## begin DATA LISTING
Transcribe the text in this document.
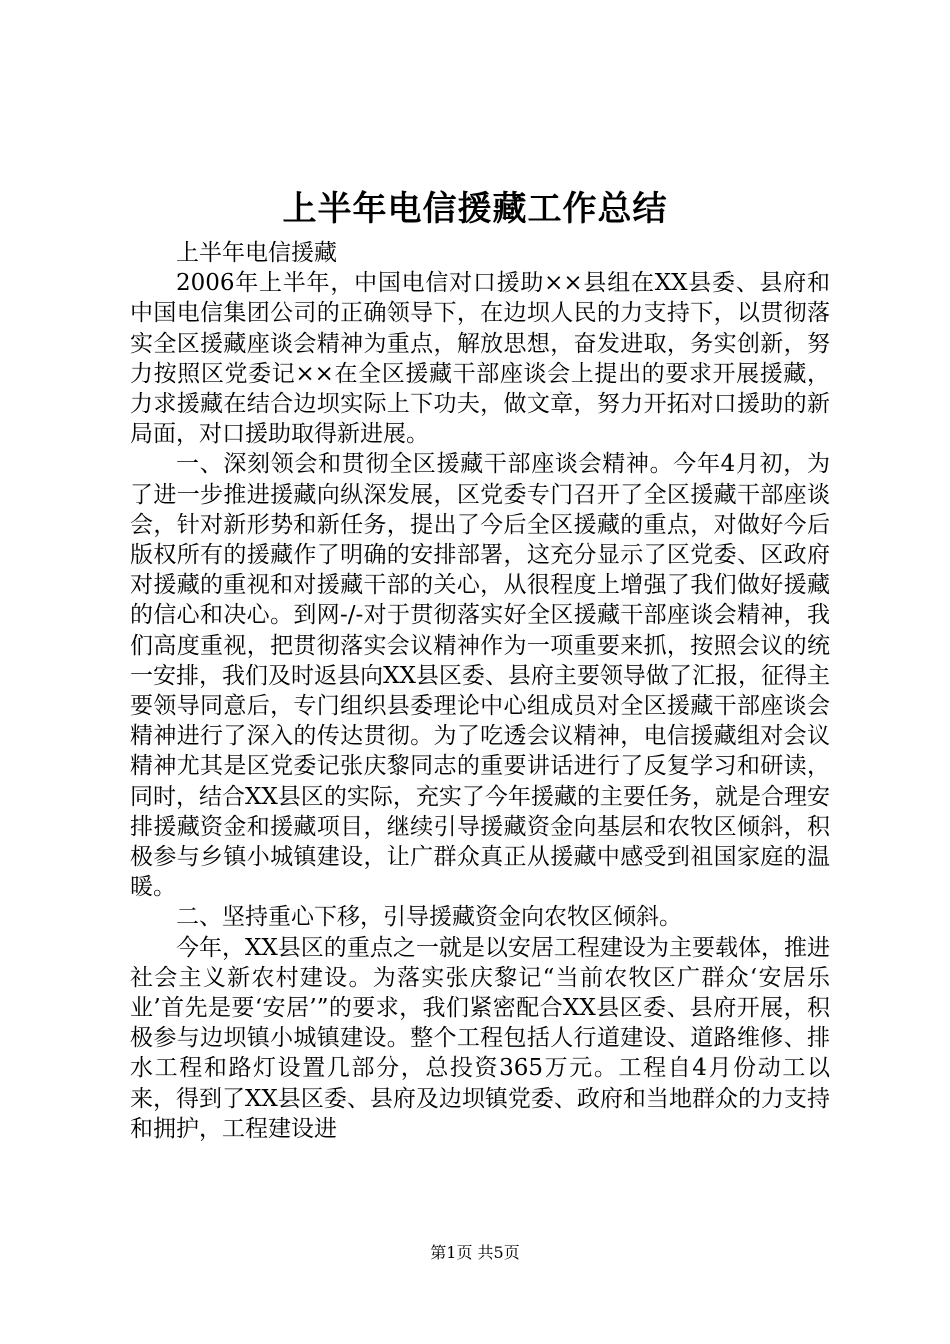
上半年电信援藏工作总结

上半年电信援藏

2006年上半年，中国电信对口援助××县组在XX县委、县府和中国电信集团公司的正确领导下，在边坝人民的力支持下，以贯彻落实全区援藏座谈会精神为重点，解放思想，奋发进取，务实创新，努力按照区党委记××在全区援藏干部座谈会上提出的要求开展援藏，力求援藏在结合边坝实际上下功夫，做文章，努力开拓对口援助的新局面，对口援助取得新进展。

一、深刻领会和贯彻全区援藏干部座谈会精神。今年4月初，为了进一步推进援藏向纵深发展，区党委专门召开了全区援藏干部座谈会，针对新形势和新任务，提出了今后全区援藏的重点，对做好今后版权所有的援藏作了明确的安排部署，这充分显示了区党委、区政府对援藏的重视和对援藏干部的关心，从很程度上增强了我们做好援藏的信心和决心。到网-/-对于贯彻落实好全区援藏干部座谈会精神，我们高度重视，把贯彻落实会议精神作为一项重要来抓，按照会议的统一安排，我们及时返县向XX县区委、县府主要领导做了汇报，征得主要领导同意后，专门组织县委理论中心组成员对全区援藏干部座谈会精神进行了深入的传达贯彻。为了吃透会议精神，电信援藏组对会议精神尤其是区党委记张庆黎同志的重要讲话进行了反复学习和研读，同时，结合XX县区的实际，充实了今年援藏的主要任务，就是合理安排援藏资金和援藏项目，继续引导援藏资金向基层和农牧区倾斜，积极参与乡镇小城镇建设，让广群众真正从援藏中感受到祖国家庭的温暖。

二、坚持重心下移，引导援藏资金向农牧区倾斜。

今年，XX县区的重点之一就是以安居工程建设为主要载体，推进社会主义新农村建设。为落实张庆黎记“当前农牧区广群众‘安居乐业’首先是要‘安居’”的要求，我们紧密配合XX县区委、县府开展，积极参与边坝镇小城镇建设。整个工程包括人行道建设、道路维修、排水工程和路灯设置几部分，总投资365万元。工程自4月份动工以来，得到了XX县区委、县府及边坝镇党委、政府和当地群众的力支持和拥护，工程建设进

第1页 共5页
## end DATA LISTING
WHAT YOU NEED TO DO
Working from the lines above, reproduce the material exactly and exclude its pictures.

THE COMPLETED TASK
Transcribe the text in this document.
上半年电信援藏工作总结

上半年电信援藏

2006年上半年，中国电信对口援助××县组在XX县委、县府和中国电信集团公司的正确领导下，在边坝人民的力支持下，以贯彻落实全区援藏座谈会精神为重点，解放思想，奋发进取，务实创新，努力按照区党委记××在全区援藏干部座谈会上提出的要求开展援藏，力求援藏在结合边坝实际上下功夫，做文章，努力开拓对口援助的新局面，对口援助取得新进展。

一、深刻领会和贯彻全区援藏干部座谈会精神。今年4月初，为了进一步推进援藏向纵深发展，区党委专门召开了全区援藏干部座谈会，针对新形势和新任务，提出了今后全区援藏的重点，对做好今后版权所有的援藏作了明确的安排部署，这充分显示了区党委、区政府对援藏的重视和对援藏干部的关心，从很程度上增强了我们做好援藏的信心和决心。到网-/-对于贯彻落实好全区援藏干部座谈会精神，我们高度重视，把贯彻落实会议精神作为一项重要来抓，按照会议的统一安排，我们及时返县向XX县区委、县府主要领导做了汇报，征得主要领导同意后，专门组织县委理论中心组成员对全区援藏干部座谈会精神进行了深入的传达贯彻。为了吃透会议精神，电信援藏组对会议精神尤其是区党委记张庆黎同志的重要讲话进行了反复学习和研读，同时，结合XX县区的实际，充实了今年援藏的主要任务，就是合理安排援藏资金和援藏项目，继续引导援藏资金向基层和农牧区倾斜，积极参与乡镇小城镇建设，让广群众真正从援藏中感受到祖国家庭的温暖。

二、坚持重心下移，引导援藏资金向农牧区倾斜。

今年，XX县区的重点之一就是以安居工程建设为主要载体，推进社会主义新农村建设。为落实张庆黎记“当前农牧区广群众‘安居乐业’首先是要‘安居’”的要求，我们紧密配合XX县区委、县府开展，积极参与边坝镇小城镇建设。整个工程包括人行道建设、道路维修、排水工程和路灯设置几部分，总投资365万元。工程自4月份动工以来，得到了XX县区委、县府及边坝镇党委、政府和当地群众的力支持和拥护，工程建设进

第1页 共5页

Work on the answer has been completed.